Description of the task:
Look through the records below and give the number of lines holding the string "Output", nothing more.

[Saved entries]

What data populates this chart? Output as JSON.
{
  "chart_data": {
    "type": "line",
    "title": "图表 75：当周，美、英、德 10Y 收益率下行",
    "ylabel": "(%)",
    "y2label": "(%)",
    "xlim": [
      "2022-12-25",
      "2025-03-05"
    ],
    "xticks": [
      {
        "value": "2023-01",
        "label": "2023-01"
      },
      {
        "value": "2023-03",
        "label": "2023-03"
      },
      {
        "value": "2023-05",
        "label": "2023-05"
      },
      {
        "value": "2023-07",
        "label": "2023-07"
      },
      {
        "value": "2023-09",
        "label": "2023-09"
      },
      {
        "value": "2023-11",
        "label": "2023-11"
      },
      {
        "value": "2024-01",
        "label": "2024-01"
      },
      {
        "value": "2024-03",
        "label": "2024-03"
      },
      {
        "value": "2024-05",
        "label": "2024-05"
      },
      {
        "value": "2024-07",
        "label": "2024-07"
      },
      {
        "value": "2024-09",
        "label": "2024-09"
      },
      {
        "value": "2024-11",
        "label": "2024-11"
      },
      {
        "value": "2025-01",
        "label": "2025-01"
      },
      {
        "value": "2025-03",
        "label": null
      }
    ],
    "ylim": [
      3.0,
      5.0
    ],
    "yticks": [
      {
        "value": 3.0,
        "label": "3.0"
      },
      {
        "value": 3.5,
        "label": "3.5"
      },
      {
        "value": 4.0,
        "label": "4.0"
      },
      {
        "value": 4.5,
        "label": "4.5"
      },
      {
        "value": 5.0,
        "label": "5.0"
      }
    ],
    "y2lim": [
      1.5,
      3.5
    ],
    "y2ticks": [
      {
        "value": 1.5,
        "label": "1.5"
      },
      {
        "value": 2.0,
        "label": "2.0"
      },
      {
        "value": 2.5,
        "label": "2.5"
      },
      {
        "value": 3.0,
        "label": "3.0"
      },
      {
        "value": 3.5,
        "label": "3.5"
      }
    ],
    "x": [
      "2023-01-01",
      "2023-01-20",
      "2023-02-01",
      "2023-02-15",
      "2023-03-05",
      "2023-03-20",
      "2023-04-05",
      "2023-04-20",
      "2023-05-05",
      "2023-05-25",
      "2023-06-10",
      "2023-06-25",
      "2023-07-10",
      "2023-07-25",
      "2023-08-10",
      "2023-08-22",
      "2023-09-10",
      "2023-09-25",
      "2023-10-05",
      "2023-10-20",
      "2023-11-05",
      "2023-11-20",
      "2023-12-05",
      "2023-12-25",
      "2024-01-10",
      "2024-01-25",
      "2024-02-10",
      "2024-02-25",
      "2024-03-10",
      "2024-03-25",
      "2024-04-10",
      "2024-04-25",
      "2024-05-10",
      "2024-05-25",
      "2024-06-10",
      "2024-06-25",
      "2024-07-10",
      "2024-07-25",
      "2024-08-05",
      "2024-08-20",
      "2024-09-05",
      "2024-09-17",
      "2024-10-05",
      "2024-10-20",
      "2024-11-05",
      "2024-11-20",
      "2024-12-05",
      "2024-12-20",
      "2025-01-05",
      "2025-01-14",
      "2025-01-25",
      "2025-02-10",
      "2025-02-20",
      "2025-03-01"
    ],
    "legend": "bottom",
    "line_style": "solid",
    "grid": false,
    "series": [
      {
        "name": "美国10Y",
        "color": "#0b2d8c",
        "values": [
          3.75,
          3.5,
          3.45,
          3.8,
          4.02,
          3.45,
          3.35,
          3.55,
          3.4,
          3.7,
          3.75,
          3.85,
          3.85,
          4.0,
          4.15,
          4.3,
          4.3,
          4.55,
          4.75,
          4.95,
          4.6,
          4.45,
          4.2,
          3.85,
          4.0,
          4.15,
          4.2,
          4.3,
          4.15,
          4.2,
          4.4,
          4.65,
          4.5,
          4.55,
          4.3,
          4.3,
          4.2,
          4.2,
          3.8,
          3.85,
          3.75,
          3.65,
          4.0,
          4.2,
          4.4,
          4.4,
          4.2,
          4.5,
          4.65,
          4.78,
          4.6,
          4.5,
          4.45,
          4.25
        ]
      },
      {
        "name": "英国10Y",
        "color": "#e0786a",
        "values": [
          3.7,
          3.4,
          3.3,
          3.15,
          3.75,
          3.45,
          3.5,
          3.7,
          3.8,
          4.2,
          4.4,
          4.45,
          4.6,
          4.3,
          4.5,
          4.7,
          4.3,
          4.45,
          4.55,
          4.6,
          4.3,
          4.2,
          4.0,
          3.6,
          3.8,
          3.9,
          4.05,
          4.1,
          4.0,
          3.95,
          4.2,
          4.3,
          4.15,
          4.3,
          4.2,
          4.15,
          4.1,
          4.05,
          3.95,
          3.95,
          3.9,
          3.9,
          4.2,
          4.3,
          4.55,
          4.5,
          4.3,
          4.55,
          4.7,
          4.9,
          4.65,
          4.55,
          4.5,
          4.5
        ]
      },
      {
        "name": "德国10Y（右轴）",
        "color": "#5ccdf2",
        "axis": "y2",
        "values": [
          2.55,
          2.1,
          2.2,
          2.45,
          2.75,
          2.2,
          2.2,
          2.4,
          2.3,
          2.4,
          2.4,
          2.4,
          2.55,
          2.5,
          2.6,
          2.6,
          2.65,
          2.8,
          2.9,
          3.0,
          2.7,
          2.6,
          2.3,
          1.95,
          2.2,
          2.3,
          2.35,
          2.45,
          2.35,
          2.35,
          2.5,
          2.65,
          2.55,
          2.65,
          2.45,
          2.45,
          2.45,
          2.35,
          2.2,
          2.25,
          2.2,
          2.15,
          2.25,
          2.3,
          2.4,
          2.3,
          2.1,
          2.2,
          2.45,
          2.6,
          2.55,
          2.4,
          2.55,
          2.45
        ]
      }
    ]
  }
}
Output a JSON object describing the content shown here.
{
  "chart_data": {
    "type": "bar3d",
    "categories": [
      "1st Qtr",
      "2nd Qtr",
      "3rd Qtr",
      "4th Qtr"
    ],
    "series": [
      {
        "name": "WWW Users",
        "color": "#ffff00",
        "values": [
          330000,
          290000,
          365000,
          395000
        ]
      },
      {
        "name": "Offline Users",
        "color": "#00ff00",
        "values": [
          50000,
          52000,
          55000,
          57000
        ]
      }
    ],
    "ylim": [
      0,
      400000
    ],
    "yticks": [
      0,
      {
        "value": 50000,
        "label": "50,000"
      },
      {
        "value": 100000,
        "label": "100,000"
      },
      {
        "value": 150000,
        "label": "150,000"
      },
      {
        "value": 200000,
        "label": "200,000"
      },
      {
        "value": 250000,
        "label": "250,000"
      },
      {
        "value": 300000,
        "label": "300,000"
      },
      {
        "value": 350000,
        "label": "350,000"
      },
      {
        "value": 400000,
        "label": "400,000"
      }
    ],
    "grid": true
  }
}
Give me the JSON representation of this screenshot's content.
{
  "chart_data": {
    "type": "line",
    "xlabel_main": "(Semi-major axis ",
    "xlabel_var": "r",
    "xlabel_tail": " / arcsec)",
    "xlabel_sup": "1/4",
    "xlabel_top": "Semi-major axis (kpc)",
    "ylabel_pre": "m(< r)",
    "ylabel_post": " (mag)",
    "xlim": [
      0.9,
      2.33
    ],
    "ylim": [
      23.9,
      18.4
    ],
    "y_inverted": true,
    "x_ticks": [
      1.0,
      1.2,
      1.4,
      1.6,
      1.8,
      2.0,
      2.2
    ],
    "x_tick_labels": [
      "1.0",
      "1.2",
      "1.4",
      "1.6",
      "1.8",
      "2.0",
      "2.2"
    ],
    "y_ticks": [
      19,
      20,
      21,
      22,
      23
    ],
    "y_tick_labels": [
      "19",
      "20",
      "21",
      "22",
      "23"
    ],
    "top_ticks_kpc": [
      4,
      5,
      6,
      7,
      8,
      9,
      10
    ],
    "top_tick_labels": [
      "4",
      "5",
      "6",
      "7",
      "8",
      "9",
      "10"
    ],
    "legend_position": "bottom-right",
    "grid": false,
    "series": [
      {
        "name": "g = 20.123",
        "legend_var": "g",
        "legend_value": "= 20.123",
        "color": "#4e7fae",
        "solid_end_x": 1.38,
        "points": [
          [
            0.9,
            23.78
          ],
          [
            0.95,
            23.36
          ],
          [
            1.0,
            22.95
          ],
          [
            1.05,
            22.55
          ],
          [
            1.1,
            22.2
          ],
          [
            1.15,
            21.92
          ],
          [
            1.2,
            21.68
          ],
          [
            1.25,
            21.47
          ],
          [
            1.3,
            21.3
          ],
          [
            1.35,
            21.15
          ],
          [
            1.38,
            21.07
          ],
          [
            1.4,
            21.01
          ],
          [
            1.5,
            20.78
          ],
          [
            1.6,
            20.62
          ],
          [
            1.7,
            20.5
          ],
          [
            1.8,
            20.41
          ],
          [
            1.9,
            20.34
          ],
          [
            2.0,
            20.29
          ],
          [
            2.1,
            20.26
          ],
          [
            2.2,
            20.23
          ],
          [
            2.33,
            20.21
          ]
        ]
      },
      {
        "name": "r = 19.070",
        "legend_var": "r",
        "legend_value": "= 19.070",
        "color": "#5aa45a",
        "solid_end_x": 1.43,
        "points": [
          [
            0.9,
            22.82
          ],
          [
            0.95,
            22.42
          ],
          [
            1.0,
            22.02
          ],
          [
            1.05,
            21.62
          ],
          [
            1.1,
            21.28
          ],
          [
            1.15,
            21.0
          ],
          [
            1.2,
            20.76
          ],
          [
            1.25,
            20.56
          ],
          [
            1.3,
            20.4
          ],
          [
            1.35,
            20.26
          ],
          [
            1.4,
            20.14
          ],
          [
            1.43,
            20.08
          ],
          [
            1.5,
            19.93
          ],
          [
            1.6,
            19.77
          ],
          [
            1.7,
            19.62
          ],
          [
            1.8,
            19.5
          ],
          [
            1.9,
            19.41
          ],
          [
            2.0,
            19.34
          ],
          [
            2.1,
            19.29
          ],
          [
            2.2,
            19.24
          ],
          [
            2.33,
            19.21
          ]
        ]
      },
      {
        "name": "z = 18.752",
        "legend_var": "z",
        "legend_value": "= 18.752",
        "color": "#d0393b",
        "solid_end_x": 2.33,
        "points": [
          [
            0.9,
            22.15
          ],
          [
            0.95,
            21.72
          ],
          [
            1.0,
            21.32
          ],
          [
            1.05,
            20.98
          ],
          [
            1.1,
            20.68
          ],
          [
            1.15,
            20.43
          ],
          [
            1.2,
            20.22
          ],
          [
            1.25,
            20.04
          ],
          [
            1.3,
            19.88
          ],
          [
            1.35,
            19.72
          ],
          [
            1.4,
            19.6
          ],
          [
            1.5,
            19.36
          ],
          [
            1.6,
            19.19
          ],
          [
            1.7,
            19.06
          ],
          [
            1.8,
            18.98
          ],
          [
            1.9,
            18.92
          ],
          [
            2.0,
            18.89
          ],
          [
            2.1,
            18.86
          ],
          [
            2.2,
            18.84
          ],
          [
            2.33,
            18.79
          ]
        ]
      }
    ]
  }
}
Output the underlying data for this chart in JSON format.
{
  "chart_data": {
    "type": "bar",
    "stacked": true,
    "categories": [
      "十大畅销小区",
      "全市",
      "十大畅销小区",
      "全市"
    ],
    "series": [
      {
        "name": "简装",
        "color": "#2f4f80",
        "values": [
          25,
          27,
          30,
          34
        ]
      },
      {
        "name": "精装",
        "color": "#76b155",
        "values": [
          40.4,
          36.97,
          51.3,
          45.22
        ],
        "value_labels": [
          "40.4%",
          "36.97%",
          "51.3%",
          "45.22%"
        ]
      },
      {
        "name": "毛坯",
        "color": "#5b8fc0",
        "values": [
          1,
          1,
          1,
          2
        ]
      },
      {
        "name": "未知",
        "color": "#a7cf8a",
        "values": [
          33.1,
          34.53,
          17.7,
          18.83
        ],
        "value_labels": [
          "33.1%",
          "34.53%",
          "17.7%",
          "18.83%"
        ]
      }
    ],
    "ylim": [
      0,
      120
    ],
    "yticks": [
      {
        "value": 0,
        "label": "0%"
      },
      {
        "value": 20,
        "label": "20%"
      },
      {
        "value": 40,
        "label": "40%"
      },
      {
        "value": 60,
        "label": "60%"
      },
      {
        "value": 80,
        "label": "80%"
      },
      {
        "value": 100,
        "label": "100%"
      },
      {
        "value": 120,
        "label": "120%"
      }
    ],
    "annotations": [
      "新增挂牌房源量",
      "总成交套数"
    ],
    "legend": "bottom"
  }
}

Final answer:
3